- Excerpted text

It sounds like you’re in a really hard place op. I think you’re right to take a step back from Christmas. But it’s also a sad thing, when you’ve done something for so long, and there’s nobody willing and able to
pick up the load.

Right now, you probably need to grieve that for a little while. But in time you might want to consider other ways of celebrating Christmas. As much as I enjoy cooking now, there will come a day when I’ll buy a couple of microwaveable roast dinners and call it a day.

It can be hard to transition from being looked after by a parent to taking care of a parent. Your ds might be a lazy, ingrate but he might also be navigating the tricky course between supporting your independence and over interfering. I found it hard to know with my dad when to offer help - and he was quite inflexible about how things could be done which made it more difficult when I had time limitations and needed to prioritise efficiency.

Do you think it would help to talk to your ds, and see what he could go to help. He might not have the skills to cook a dinner from scratch but you could still spend time together, and have a simpler meal.

PickledPurplePickle · 16/11/2023 06:24

Qwertyfudge · 15/11/2023 18:57

Missing the point.. but where on earth do you live that there are no taxis on Xmas day?

We live in Suffolk and there are no taxis on Christmas Day here - in fact you're lucky to get one at all

WandaWonder · 16/11/2023 06:34

There doesn't have to be a dramatic cancelling, there is no law that says people have to have a Turkey etc. Just eat what you want with people or without, no one needs to martyr themselves

Monkeymonkeymoo · 16/11/2023 07:25

It sounds like you’re having a really tough time and I totally understand why you don’t feel up to making a full Christmas meal etc.
Do you actually want to cancel Christmas or are you just feeling overwhelmed and frustrated and that it’s all too difficult.
If you genuinely don’t want to bother this year then don’t, just have a relaxed day doing whatever makes you happiest.

- Data
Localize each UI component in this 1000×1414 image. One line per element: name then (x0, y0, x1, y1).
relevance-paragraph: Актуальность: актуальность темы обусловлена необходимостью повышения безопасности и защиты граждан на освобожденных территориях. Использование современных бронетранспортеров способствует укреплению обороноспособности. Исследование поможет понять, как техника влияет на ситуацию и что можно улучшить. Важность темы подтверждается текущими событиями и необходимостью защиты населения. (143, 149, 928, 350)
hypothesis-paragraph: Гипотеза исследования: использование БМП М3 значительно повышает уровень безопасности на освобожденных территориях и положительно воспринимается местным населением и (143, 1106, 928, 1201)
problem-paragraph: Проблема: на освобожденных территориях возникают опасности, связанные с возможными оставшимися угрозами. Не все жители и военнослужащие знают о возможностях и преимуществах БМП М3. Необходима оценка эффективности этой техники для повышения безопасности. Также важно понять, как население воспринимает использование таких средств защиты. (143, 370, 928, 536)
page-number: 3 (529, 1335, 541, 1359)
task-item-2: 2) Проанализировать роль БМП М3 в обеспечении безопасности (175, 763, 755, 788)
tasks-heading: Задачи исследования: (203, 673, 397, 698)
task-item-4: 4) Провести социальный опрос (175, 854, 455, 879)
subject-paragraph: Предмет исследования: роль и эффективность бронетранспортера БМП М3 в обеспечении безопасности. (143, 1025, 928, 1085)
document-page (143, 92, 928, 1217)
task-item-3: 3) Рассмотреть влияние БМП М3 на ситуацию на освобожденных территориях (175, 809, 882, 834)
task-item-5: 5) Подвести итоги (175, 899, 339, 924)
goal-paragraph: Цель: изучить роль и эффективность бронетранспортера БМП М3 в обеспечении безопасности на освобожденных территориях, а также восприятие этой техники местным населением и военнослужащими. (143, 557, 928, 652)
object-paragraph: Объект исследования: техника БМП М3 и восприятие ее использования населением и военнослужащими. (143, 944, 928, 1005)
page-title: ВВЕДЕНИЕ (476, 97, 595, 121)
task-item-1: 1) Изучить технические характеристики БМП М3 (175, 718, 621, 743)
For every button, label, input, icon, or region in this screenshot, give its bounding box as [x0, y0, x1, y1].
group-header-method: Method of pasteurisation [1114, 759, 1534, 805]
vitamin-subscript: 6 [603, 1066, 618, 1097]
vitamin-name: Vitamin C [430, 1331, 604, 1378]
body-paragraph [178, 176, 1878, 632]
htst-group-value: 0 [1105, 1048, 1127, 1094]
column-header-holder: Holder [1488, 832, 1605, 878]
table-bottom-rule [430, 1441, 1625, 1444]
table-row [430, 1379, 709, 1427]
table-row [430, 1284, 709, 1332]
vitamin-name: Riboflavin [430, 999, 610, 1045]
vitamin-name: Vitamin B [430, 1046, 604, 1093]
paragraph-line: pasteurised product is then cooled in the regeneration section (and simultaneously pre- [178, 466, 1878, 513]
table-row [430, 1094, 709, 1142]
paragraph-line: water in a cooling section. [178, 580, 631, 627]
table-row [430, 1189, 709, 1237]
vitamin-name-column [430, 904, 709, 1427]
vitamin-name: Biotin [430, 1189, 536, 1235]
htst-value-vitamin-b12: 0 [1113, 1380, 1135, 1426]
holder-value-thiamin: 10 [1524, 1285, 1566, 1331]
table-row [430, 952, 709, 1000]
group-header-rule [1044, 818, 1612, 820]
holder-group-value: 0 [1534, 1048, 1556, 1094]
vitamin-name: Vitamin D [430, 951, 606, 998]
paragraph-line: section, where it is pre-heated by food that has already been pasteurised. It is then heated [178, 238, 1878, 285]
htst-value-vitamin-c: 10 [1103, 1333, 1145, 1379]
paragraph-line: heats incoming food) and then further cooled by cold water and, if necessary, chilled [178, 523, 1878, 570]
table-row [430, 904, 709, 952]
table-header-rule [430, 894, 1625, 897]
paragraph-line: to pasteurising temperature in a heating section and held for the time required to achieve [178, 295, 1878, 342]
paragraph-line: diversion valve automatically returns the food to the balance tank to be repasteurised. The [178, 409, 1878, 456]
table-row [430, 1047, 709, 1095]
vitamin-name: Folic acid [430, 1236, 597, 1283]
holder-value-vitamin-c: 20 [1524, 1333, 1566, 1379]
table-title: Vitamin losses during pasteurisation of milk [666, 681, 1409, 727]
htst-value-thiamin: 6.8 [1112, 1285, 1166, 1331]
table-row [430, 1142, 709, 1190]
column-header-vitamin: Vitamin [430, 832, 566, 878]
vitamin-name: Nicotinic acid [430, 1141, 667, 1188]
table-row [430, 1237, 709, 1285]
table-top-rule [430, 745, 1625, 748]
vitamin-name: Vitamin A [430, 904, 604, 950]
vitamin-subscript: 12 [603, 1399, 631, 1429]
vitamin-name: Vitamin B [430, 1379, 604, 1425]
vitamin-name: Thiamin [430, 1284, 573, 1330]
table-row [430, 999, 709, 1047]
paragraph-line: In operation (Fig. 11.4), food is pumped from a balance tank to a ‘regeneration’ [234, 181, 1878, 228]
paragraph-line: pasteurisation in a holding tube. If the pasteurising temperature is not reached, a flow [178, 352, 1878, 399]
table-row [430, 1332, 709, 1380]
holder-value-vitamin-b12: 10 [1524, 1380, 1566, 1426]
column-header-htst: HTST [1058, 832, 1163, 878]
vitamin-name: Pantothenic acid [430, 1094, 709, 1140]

- Exercise set
A. Please retype the stretch of the forum thread about Christmas from "Do you actually" through "makes you happiest.".
B. Continue the forum thread about Christmas from the point where it stops.

- Outputs by task
A.
Do you actually want to cancel Christmas or are you just feeling overwhelmed and frustrated and that it’s all too difficult.
If you genuinely don’t want to bother this year then don’t, just have a relaxed day doing whatever makes you happiest.

B.
If you do want to do Christmas then you could still have your son over but not do the full meal from scratch:

  • ’Cook’ do a great premade Christmas dinner with all the trimmings and they deliver. https://www.cookfood.net/products/christmas-lunch-for-2/ It’s much easier than doing it all yourself and because you can order for just 2 people you won’t end up with loads of waste and it’s not too much more expensive because you’re only buying the right amount (in my experience there are still plenty of leftovers for a Boxing Day sandwich). Even if your son has limited skills/confidence cooking her should be able to help you prepare it. I also highly recommend their sticky toffee pudding for dessert. If you do it this way there will be a lot less washing up anyway, but your son can definitely do what there is/load the dishwasher etc.
  • If you don’t want to do the whole roast lunch thing then could your son come over later in the day for something simpler (maybe a cheeseboard and some premade party food etc or even just a slice of cake).
  • In terms of decorations, if you find it tiring/painful to fully decorate then could you ask for Christmas flowers/plants as your Christmas gifts this years (supermarkets always have poinsettias in gold pots for less than a fiver, or Bloom and Wild does lovely mini Christmas trees that they deliver pre-decorated).
  • Don’t overthink presents and try to order/buy from places that will gift wrap for you or just put the item in a gift bag (wrapping is a faff at the best of times, but especially if you have arthritis).
  • Cut anything you don’t enjoy. E.g. don’t feel an obligation to write cards etc unless that’s something you genuinely enjoy. You can always message people over the Christmas period if you want to wish them well/catch up.
JustACountryMusicGirlInCowboyBoots · 16/11/2023 07:31

More fool you for doing it for so long. Your son sounds like an inept manchild.